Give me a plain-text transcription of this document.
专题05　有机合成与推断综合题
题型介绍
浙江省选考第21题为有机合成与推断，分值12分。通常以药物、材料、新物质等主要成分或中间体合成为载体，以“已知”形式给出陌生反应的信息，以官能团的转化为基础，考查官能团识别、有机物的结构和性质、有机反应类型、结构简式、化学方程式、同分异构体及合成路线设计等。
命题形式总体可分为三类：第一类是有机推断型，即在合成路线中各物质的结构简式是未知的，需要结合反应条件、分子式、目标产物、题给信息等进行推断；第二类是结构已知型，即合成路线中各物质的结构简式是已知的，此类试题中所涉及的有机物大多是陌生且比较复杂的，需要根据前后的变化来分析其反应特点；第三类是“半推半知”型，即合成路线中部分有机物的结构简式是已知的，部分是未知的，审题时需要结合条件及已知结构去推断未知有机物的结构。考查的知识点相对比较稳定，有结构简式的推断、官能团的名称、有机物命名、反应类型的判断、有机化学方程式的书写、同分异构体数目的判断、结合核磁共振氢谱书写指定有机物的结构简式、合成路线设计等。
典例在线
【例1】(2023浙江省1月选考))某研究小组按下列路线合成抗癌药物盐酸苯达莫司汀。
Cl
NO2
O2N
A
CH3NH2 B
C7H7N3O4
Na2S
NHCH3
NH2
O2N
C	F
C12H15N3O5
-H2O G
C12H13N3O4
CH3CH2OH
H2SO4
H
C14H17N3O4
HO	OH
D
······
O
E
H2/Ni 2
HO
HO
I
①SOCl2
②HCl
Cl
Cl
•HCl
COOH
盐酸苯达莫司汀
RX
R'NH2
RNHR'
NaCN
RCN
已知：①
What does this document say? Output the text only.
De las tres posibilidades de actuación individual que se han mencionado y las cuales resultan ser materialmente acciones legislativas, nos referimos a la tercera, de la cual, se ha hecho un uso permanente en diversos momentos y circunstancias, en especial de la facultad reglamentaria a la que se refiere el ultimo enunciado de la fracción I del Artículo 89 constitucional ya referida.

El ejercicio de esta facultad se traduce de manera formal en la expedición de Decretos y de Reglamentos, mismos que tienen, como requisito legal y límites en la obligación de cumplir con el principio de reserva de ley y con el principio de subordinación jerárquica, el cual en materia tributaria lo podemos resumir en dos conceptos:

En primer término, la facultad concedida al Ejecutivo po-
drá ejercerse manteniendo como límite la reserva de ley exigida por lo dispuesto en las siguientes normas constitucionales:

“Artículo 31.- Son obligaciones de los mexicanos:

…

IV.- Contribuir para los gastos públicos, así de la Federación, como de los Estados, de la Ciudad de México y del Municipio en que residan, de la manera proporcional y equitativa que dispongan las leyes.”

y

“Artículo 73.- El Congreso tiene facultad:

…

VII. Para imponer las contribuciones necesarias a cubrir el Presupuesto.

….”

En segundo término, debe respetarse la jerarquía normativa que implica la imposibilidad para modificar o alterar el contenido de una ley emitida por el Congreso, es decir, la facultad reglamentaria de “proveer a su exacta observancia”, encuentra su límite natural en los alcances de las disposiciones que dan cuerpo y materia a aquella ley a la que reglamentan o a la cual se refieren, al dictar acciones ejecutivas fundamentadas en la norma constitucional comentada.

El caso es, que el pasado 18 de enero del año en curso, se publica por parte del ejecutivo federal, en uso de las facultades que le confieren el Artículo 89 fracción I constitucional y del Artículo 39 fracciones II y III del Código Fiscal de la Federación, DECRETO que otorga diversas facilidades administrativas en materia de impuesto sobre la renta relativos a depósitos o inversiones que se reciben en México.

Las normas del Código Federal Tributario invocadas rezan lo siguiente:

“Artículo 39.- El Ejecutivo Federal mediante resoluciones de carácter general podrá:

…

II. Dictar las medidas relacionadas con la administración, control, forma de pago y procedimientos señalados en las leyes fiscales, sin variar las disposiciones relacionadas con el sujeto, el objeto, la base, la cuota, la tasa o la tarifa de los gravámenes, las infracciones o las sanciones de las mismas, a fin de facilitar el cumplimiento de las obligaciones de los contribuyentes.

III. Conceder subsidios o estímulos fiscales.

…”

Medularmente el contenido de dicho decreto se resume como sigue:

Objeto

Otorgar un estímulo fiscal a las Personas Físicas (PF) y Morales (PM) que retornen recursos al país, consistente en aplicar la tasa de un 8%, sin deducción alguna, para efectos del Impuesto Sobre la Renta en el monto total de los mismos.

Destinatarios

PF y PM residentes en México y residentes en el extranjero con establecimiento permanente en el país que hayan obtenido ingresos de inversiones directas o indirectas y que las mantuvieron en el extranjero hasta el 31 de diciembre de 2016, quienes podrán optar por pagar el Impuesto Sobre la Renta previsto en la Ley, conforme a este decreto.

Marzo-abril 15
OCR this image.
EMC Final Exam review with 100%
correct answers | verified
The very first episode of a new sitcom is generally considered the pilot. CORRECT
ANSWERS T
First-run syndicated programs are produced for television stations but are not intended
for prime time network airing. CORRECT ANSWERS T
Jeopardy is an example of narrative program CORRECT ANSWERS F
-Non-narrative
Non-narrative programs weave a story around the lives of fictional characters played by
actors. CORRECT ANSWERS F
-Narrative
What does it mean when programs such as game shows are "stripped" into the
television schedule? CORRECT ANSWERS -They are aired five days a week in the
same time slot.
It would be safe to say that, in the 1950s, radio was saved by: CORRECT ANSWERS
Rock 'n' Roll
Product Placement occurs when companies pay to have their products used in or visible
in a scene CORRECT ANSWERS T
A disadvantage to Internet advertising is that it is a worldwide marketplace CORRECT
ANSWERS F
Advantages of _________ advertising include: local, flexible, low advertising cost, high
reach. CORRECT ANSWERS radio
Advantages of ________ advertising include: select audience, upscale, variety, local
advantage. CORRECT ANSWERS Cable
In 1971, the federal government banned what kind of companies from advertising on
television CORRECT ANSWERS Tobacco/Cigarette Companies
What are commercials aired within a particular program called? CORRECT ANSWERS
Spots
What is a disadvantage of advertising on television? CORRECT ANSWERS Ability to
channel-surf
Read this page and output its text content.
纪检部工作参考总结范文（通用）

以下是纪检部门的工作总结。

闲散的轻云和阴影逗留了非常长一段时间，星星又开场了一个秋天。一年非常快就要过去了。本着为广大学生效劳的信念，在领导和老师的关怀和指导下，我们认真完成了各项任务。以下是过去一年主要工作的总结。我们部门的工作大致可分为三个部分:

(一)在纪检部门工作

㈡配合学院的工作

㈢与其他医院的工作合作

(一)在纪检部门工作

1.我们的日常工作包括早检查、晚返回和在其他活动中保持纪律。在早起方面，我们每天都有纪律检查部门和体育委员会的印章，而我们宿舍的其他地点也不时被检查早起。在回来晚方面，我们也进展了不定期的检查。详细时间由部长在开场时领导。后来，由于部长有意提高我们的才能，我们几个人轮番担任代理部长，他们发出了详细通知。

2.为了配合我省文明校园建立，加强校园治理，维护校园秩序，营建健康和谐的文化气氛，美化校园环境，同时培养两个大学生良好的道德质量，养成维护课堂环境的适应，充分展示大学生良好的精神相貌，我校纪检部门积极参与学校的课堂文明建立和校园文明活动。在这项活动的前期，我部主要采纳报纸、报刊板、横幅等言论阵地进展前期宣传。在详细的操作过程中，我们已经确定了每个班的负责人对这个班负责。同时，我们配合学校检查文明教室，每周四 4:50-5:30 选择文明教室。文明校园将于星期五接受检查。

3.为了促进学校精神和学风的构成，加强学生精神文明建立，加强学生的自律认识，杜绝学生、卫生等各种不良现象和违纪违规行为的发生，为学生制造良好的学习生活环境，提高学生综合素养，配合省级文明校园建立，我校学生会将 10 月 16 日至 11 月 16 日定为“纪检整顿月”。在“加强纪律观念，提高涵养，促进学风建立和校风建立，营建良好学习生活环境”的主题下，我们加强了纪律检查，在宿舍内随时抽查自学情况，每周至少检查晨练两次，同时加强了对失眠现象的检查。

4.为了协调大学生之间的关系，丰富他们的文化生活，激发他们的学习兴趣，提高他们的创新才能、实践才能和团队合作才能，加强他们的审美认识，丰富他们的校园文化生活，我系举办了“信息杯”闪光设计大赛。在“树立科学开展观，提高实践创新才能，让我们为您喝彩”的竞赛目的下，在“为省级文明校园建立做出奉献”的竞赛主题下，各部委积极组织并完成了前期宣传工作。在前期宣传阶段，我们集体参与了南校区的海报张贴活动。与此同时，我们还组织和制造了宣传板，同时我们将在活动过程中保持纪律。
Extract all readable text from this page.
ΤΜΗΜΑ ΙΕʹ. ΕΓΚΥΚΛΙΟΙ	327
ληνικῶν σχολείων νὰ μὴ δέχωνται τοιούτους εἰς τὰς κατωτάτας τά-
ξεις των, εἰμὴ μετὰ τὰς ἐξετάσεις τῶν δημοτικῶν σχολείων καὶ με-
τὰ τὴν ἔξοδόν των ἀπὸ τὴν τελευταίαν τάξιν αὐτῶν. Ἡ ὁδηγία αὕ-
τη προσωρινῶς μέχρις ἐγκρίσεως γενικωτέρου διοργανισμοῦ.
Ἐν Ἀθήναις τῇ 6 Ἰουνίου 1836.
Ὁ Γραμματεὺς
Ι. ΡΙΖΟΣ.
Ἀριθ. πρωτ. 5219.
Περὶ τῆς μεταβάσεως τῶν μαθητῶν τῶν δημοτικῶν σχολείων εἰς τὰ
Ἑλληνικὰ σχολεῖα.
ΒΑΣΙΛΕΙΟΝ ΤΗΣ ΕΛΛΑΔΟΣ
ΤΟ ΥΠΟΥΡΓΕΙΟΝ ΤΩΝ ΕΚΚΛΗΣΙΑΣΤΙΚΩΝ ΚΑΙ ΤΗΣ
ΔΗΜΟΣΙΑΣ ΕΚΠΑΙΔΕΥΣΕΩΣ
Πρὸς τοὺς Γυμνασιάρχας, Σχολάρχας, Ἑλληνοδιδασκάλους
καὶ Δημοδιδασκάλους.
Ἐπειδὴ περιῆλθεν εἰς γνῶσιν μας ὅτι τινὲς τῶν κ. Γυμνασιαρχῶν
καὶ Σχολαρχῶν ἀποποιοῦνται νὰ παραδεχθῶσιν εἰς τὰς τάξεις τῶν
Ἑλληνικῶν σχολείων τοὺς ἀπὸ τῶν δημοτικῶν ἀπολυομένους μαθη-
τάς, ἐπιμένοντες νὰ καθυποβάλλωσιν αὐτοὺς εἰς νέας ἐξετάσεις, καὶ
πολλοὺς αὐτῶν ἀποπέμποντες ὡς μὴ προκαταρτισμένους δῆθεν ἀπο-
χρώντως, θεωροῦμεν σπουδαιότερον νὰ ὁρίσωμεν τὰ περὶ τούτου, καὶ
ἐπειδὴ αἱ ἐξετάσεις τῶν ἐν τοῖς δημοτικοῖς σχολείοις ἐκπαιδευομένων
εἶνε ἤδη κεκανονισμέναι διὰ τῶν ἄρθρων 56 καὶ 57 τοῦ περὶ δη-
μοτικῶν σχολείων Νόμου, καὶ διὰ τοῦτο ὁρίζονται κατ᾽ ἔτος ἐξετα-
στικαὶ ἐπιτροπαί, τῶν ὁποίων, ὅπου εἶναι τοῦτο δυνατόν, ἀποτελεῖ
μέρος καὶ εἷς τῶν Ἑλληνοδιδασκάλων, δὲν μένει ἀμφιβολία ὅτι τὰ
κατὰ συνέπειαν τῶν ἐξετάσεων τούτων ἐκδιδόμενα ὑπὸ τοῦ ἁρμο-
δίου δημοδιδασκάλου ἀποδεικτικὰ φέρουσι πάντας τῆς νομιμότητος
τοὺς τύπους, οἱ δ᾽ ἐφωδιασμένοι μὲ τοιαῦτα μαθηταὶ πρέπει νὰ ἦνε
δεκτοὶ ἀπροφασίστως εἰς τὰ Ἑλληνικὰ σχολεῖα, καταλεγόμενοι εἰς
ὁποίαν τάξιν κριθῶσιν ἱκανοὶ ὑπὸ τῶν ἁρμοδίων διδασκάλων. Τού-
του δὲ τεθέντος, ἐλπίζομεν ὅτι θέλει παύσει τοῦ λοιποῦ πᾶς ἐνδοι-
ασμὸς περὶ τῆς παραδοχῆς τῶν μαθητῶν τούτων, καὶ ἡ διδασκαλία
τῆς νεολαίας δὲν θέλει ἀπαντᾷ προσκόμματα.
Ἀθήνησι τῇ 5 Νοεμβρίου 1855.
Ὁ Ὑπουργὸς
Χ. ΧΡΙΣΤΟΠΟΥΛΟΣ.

__________________________________________________

■ Task requirements: Repeat the lines from the one containing "Extract all readable text from this page." through the end of the listing, exactly and without any other lines; both ends are included.

■ Task answer:
Extract all readable text from this page.
ΤΜΗΜΑ ΙΕʹ. ΕΓΚΥΚΛΙΟΙ	327
ληνικῶν σχολείων νὰ μὴ δέχωνται τοιούτους εἰς τὰς κατωτάτας τά-
ξεις των, εἰμὴ μετὰ τὰς ἐξετάσεις τῶν δημοτικῶν σχολείων καὶ με-
τὰ τὴν ἔξοδόν των ἀπὸ τὴν τελευταίαν τάξιν αὐτῶν. Ἡ ὁδηγία αὕ-
τη προσωρινῶς μέχρις ἐγκρίσεως γενικωτέρου διοργανισμοῦ.
Ἐν Ἀθήναις τῇ 6 Ἰουνίου 1836.
Ὁ Γραμματεὺς
Ι. ΡΙΖΟΣ.
Ἀριθ. πρωτ. 5219.
Περὶ τῆς μεταβάσεως τῶν μαθητῶν τῶν δημοτικῶν σχολείων εἰς τὰ
Ἑλληνικὰ σχολεῖα.
ΒΑΣΙΛΕΙΟΝ ΤΗΣ ΕΛΛΑΔΟΣ
ΤΟ ΥΠΟΥΡΓΕΙΟΝ ΤΩΝ ΕΚΚΛΗΣΙΑΣΤΙΚΩΝ ΚΑΙ ΤΗΣ
ΔΗΜΟΣΙΑΣ ΕΚΠΑΙΔΕΥΣΕΩΣ
Πρὸς τοὺς Γυμνασιάρχας, Σχολάρχας, Ἑλληνοδιδασκάλους
καὶ Δημοδιδασκάλους.
Ἐπειδὴ περιῆλθεν εἰς γνῶσιν μας ὅτι τινὲς τῶν κ. Γυμνασιαρχῶν
καὶ Σχολαρχῶν ἀποποιοῦνται νὰ παραδεχθῶσιν εἰς τὰς τάξεις τῶν
Ἑλληνικῶν σχολείων τοὺς ἀπὸ τῶν δημοτικῶν ἀπολυομένους μαθη-
τάς, ἐπιμένοντες νὰ καθυποβάλλωσιν αὐτοὺς εἰς νέας ἐξετάσεις, καὶ
πολλοὺς αὐτῶν ἀποπέμποντες ὡς μὴ προκαταρτισμένους δῆθεν ἀπο-
χρώντως, θεωροῦμεν σπουδαιότερον νὰ ὁρίσωμεν τὰ περὶ τούτου, καὶ
ἐπειδὴ αἱ ἐξετάσεις τῶν ἐν τοῖς δημοτικοῖς σχολείοις ἐκπαιδευομένων
εἶνε ἤδη κεκανονισμέναι διὰ τῶν ἄρθρων 56 καὶ 57 τοῦ περὶ δη-
μοτικῶν σχολείων Νόμου, καὶ διὰ τοῦτο ὁρίζονται κατ᾽ ἔτος ἐξετα-
στικαὶ ἐπιτροπαί, τῶν ὁποίων, ὅπου εἶναι τοῦτο δυνατόν, ἀποτελεῖ
μέρος καὶ εἷς τῶν Ἑλληνοδιδασκάλων, δὲν μένει ἀμφιβολία ὅτι τὰ
κατὰ συνέπειαν τῶν ἐξετάσεων τούτων ἐκδιδόμενα ὑπὸ τοῦ ἁρμο-
δίου δημοδιδασκάλου ἀποδεικτικὰ φέρουσι πάντας τῆς νομιμότητος
τοὺς τύπους, οἱ δ᾽ ἐφωδιασμένοι μὲ τοιαῦτα μαθηταὶ πρέπει νὰ ἦνε
δεκτοὶ ἀπροφασίστως εἰς τὰ Ἑλληνικὰ σχολεῖα, καταλεγόμενοι εἰς
ὁποίαν τάξιν κριθῶσιν ἱκανοὶ ὑπὸ τῶν ἁρμοδίων διδασκάλων. Τού-
του δὲ τεθέντος, ἐλπίζομεν ὅτι θέλει παύσει τοῦ λοιποῦ πᾶς ἐνδοι-
ασμὸς περὶ τῆς παραδοχῆς τῶν μαθητῶν τούτων, καὶ ἡ διδασκαλία
τῆς νεολαίας δὲν θέλει ἀπαντᾷ προσκόμματα.
Ἀθήνησι τῇ 5 Νοεμβρίου 1855.
Ὁ Ὑπουργὸς
Χ. ΧΡΙΣΤΟΠΟΥΛΟΣ.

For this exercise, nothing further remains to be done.